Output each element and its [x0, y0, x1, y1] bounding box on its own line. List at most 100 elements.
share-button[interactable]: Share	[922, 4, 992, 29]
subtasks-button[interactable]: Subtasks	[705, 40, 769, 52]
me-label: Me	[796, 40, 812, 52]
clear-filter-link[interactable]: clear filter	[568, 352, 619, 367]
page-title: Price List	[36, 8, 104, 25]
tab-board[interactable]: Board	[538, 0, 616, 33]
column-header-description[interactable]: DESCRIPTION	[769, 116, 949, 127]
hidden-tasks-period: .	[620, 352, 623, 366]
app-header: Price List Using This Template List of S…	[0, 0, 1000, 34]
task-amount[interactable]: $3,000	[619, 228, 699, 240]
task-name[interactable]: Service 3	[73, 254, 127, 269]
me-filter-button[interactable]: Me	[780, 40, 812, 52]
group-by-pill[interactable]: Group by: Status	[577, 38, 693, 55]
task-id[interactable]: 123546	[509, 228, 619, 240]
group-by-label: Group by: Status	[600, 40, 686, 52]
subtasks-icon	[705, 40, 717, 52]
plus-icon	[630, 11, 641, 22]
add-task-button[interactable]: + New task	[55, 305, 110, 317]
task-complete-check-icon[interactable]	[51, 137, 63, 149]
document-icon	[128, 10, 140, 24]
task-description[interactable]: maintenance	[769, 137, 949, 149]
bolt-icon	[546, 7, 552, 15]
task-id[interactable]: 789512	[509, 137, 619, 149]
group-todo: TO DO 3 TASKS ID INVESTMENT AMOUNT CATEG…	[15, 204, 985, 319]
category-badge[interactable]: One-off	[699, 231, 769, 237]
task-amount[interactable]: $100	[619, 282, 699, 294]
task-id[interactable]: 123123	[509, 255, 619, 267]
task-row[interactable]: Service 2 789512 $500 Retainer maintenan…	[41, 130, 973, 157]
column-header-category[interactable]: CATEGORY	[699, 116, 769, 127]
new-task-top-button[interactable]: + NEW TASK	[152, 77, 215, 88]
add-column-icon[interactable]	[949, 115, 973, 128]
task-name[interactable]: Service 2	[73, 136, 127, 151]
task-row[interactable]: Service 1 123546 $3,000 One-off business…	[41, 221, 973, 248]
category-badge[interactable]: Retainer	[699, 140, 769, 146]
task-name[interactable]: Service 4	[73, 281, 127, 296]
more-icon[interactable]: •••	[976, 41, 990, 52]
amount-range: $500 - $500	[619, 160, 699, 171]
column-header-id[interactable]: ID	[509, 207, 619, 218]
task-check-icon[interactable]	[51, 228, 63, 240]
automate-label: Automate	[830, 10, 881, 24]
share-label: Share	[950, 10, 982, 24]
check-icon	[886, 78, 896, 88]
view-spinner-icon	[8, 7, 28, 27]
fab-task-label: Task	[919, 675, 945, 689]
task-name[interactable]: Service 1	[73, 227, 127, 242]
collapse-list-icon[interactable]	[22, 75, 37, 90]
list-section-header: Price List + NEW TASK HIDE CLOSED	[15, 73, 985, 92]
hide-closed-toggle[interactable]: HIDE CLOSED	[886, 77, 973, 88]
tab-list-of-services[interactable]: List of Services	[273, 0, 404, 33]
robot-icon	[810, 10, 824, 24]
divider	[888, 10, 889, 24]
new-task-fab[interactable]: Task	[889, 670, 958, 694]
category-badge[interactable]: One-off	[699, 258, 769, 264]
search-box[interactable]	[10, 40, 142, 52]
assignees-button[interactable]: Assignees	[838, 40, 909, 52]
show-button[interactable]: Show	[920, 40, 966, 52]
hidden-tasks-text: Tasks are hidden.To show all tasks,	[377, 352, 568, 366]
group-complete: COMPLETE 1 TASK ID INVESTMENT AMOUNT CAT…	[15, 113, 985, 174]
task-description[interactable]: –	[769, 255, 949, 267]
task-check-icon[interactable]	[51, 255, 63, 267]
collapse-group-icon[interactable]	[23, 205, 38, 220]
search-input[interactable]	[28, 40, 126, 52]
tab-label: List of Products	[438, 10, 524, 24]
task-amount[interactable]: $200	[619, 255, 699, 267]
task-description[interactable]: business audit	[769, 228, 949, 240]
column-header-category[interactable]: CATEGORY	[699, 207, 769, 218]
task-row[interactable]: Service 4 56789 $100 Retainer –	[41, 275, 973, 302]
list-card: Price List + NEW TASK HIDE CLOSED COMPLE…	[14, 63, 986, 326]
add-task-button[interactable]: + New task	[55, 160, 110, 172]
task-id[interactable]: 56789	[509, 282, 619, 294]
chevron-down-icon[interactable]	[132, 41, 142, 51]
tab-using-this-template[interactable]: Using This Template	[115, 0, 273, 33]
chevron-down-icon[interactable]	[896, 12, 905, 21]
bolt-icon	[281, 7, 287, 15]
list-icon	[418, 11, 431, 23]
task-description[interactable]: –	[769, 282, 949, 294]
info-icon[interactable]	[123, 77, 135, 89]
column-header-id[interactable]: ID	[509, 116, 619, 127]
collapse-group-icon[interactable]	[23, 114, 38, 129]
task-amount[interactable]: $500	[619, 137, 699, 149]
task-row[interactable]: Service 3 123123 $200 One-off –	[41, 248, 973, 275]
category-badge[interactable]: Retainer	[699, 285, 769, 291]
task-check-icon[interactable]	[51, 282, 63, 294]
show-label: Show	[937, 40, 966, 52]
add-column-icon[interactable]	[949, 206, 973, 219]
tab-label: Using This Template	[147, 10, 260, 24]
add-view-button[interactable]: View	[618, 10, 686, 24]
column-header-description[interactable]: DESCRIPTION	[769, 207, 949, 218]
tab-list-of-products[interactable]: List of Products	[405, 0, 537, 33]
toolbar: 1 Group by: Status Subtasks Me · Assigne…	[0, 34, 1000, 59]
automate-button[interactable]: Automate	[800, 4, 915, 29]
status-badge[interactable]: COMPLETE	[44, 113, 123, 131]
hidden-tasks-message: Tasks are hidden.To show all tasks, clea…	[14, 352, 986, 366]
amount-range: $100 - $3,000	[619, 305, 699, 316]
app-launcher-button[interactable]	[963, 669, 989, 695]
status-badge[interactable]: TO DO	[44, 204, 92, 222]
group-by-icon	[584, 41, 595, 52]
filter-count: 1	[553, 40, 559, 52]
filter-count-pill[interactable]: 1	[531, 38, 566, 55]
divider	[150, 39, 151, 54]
○ ○ ○ ○ ○ ○ ○
[CHALLENGE] Rewrite the material from its first line through the line containing "352, 619, 367]", changing "clear filter" to "reset filter" and leaving everything else the same.

[RESPONSE TO THE TASK]
Output each element and its [x0, y0, x1, y1] bounding box on its own line. List at most 100 elements.
share-button[interactable]: Share	[922, 4, 992, 29]
subtasks-button[interactable]: Subtasks	[705, 40, 769, 52]
me-label: Me	[796, 40, 812, 52]
clear-filter-link[interactable]: reset filter	[568, 352, 619, 367]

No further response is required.